__Exercise brief__: Count the lines in the data below holding the string "Bifidobacterium" and write the total by itself.

-- Input material follows --

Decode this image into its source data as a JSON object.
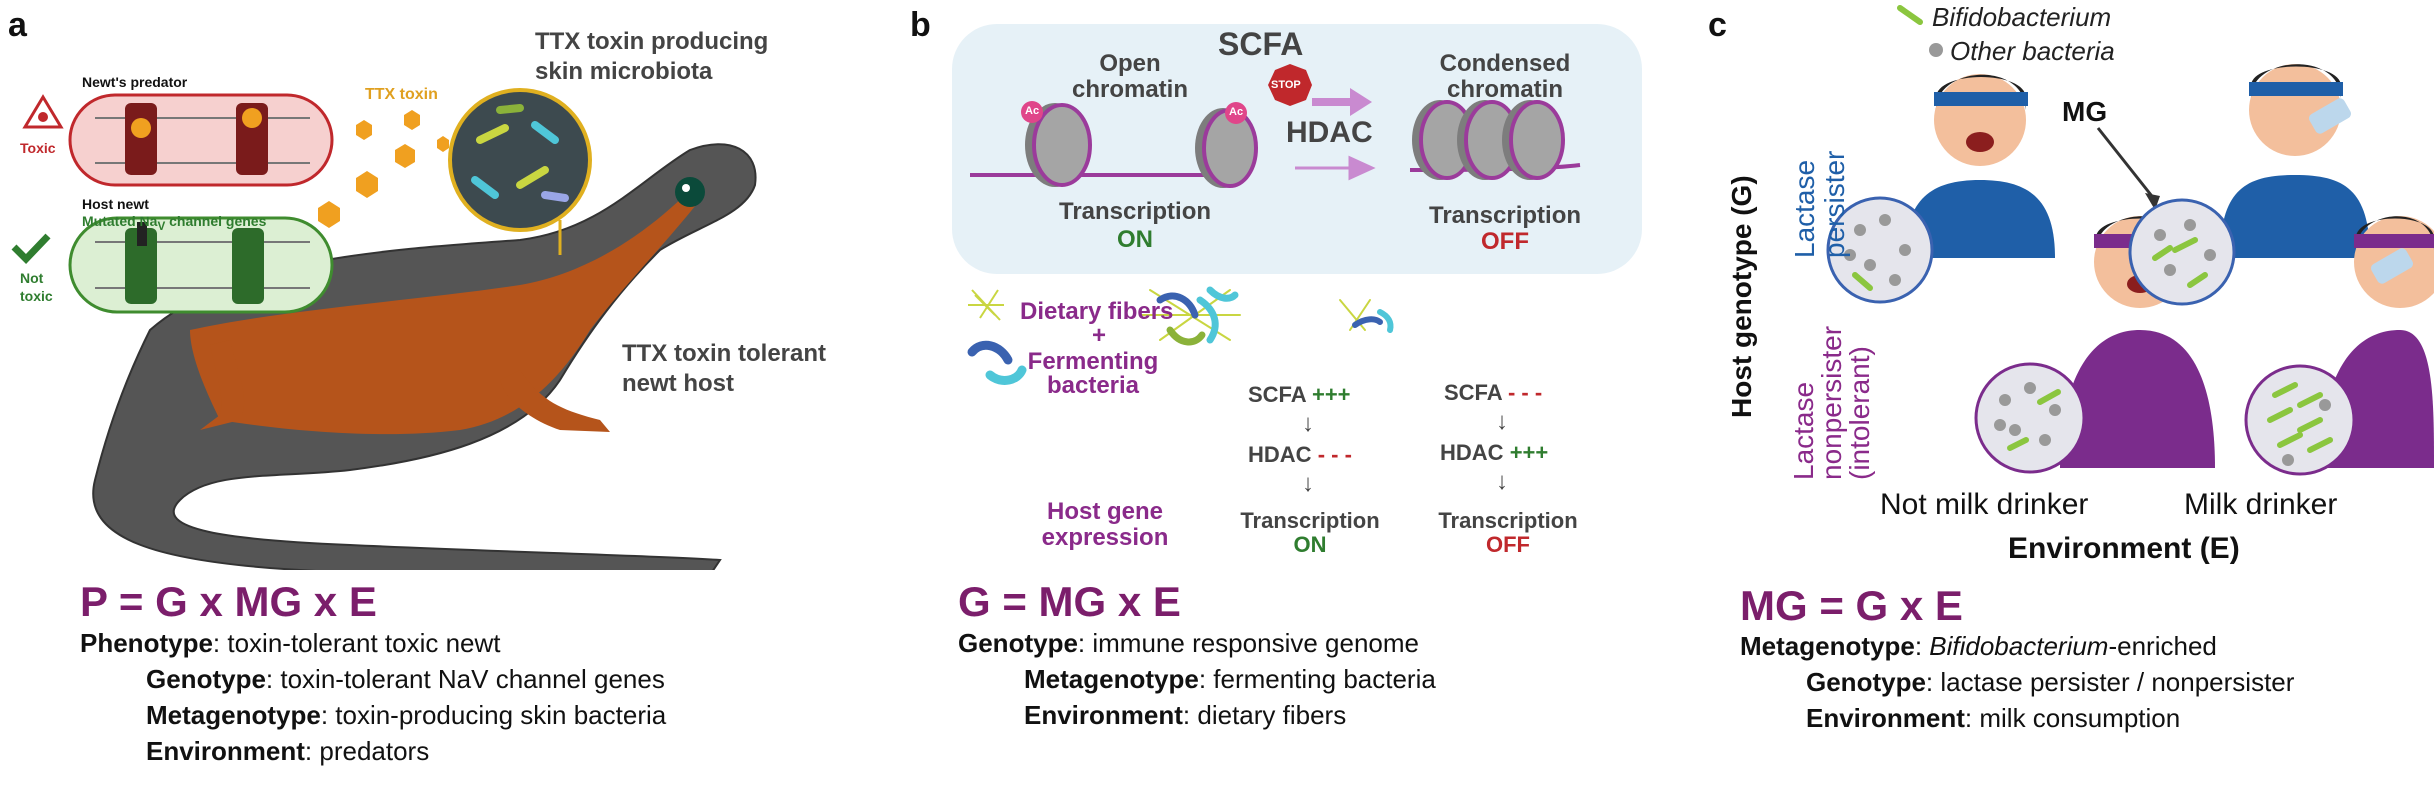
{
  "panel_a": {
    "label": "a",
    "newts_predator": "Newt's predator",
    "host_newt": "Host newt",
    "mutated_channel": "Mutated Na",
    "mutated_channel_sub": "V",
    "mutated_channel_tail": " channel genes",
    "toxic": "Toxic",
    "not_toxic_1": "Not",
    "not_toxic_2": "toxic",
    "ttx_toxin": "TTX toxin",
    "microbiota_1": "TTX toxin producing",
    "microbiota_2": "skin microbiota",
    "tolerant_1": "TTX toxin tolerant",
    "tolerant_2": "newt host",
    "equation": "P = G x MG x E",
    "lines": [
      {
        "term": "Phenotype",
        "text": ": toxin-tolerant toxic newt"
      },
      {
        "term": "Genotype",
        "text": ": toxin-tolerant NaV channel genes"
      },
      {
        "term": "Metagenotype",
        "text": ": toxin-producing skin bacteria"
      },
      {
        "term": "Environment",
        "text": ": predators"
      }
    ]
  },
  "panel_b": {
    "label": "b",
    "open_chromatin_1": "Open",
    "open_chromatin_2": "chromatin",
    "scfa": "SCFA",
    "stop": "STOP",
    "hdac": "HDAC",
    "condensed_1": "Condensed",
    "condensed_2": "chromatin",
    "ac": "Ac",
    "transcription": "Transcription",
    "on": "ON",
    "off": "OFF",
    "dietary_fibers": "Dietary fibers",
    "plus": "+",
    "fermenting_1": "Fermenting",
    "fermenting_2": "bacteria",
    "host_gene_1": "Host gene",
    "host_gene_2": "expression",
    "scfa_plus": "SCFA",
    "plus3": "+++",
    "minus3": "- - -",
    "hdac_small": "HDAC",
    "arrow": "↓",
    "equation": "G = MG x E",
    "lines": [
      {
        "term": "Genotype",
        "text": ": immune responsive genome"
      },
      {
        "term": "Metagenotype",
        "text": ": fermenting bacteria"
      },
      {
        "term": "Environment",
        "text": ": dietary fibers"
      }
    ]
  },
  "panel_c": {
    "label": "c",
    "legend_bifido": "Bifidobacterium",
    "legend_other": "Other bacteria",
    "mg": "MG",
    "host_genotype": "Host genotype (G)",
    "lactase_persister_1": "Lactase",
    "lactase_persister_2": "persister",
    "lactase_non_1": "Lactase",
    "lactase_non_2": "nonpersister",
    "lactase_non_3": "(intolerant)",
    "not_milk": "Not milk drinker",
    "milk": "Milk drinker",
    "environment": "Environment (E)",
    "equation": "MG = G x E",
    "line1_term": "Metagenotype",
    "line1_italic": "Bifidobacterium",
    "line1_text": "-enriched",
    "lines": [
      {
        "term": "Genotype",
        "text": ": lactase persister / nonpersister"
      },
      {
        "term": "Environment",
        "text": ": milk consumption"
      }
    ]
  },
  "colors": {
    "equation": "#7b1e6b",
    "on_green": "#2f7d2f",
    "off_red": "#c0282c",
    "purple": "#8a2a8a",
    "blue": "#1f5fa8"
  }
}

-- Input material concluded --

__Exercise answer__: 2